- _INSTRUCTION_:
Copy every entry precisely.

- _DATA EXTRACT_:
____________________
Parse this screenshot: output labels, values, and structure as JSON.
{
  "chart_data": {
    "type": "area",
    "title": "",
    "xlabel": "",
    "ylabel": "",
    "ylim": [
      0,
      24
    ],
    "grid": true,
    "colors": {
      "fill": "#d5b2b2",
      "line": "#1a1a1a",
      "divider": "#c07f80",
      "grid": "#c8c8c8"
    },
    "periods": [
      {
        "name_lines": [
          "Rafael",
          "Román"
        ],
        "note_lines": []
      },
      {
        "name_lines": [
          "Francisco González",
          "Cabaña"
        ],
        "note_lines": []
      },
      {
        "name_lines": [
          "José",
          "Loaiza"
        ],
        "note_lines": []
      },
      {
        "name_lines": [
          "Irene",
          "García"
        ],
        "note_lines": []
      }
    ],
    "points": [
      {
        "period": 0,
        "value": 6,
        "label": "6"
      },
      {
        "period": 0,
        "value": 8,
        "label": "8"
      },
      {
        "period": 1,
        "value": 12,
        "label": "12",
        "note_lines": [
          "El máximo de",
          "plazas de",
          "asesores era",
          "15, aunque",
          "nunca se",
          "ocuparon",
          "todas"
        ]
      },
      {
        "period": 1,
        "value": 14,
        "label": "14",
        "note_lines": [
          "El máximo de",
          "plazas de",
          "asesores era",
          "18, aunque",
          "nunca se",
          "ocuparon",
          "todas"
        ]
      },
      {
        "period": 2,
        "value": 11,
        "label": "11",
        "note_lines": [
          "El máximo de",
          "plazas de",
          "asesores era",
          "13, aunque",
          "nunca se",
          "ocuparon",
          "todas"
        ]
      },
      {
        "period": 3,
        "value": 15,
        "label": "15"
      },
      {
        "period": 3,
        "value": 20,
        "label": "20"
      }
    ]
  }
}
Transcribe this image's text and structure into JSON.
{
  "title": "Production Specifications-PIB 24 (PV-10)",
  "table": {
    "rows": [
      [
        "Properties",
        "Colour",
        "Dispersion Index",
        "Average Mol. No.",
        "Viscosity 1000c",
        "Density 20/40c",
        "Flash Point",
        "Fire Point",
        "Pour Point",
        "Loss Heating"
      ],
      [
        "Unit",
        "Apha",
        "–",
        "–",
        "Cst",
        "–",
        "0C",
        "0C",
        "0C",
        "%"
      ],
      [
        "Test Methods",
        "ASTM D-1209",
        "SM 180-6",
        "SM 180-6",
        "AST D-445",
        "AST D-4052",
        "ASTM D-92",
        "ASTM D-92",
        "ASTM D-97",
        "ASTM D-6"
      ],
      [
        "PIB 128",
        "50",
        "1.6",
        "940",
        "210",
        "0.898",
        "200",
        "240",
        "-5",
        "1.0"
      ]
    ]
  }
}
____________________
- _OUTPUT FOR THIS TASK_:
Parse this screenshot: output labels, values, and structure as JSON.
{
  "chart_data": {
    "type": "area",
    "title": "",
    "xlabel": "",
    "ylabel": "",
    "ylim": [
      0,
      24
    ],
    "grid": true,
    "colors": {
      "fill": "#d5b2b2",
      "line": "#1a1a1a",
      "divider": "#c07f80",
      "grid": "#c8c8c8"
    },
    "periods": [
      {
        "name_lines": [
          "Rafael",
          "Román"
        ],
        "note_lines": []
      },
      {
        "name_lines": [
          "Francisco González",
          "Cabaña"
        ],
        "note_lines": []
      },
      {
        "name_lines": [
          "José",
          "Loaiza"
        ],
        "note_lines": []
      },
      {
        "name_lines": [
          "Irene",
          "García"
        ],
        "note_lines": []
      }
    ],
    "points": [
      {
        "period": 0,
        "value": 6,
        "label": "6"
      },
      {
        "period": 0,
        "value": 8,
        "label": "8"
      },
      {
        "period": 1,
        "value": 12,
        "label": "12",
        "note_lines": [
          "El máximo de",
          "plazas de",
          "asesores era",
          "15, aunque",
          "nunca se",
          "ocuparon",
          "todas"
        ]
      },
      {
        "period": 1,
        "value": 14,
        "label": "14",
        "note_lines": [
          "El máximo de",
          "plazas de",
          "asesores era",
          "18, aunque",
          "nunca se",
          "ocuparon",
          "todas"
        ]
      },
      {
        "period": 2,
        "value": 11,
        "label": "11",
        "note_lines": [
          "El máximo de",
          "plazas de",
          "asesores era",
          "13, aunque",
          "nunca se",
          "ocuparon",
          "todas"
        ]
      },
      {
        "period": 3,
        "value": 15,
        "label": "15"
      },
      {
        "period": 3,
        "value": 20,
        "label": "20"
      }
    ]
  }
}
Transcribe this image's text and structure into JSON.
{
  "title": "Production Specifications-PIB 24 (PV-10)",
  "table": {
    "rows": [
      [
        "Properties",
        "Colour",
        "Dispersion Index",
        "Average Mol. No.",
        "Viscosity 1000c",
        "Density 20/40c",
        "Flash Point",
        "Fire Point",
        "Pour Point",
        "Loss Heating"
      ],
      [
        "Unit",
        "Apha",
        "–",
        "–",
        "Cst",
        "–",
        "0C",
        "0C",
        "0C",
        "%"
      ],
      [
        "Test Methods",
        "ASTM D-1209",
        "SM 180-6",
        "SM 180-6",
        "AST D-445",
        "AST D-4052",
        "ASTM D-92",
        "ASTM D-92",
        "ASTM D-97",
        "ASTM D-6"
      ],
      [
        "PIB 128",
        "50",
        "1.6",
        "940",
        "210",
        "0.898",
        "200",
        "240",
        "-5",
        "1.0"
      ]
    ]
  }
}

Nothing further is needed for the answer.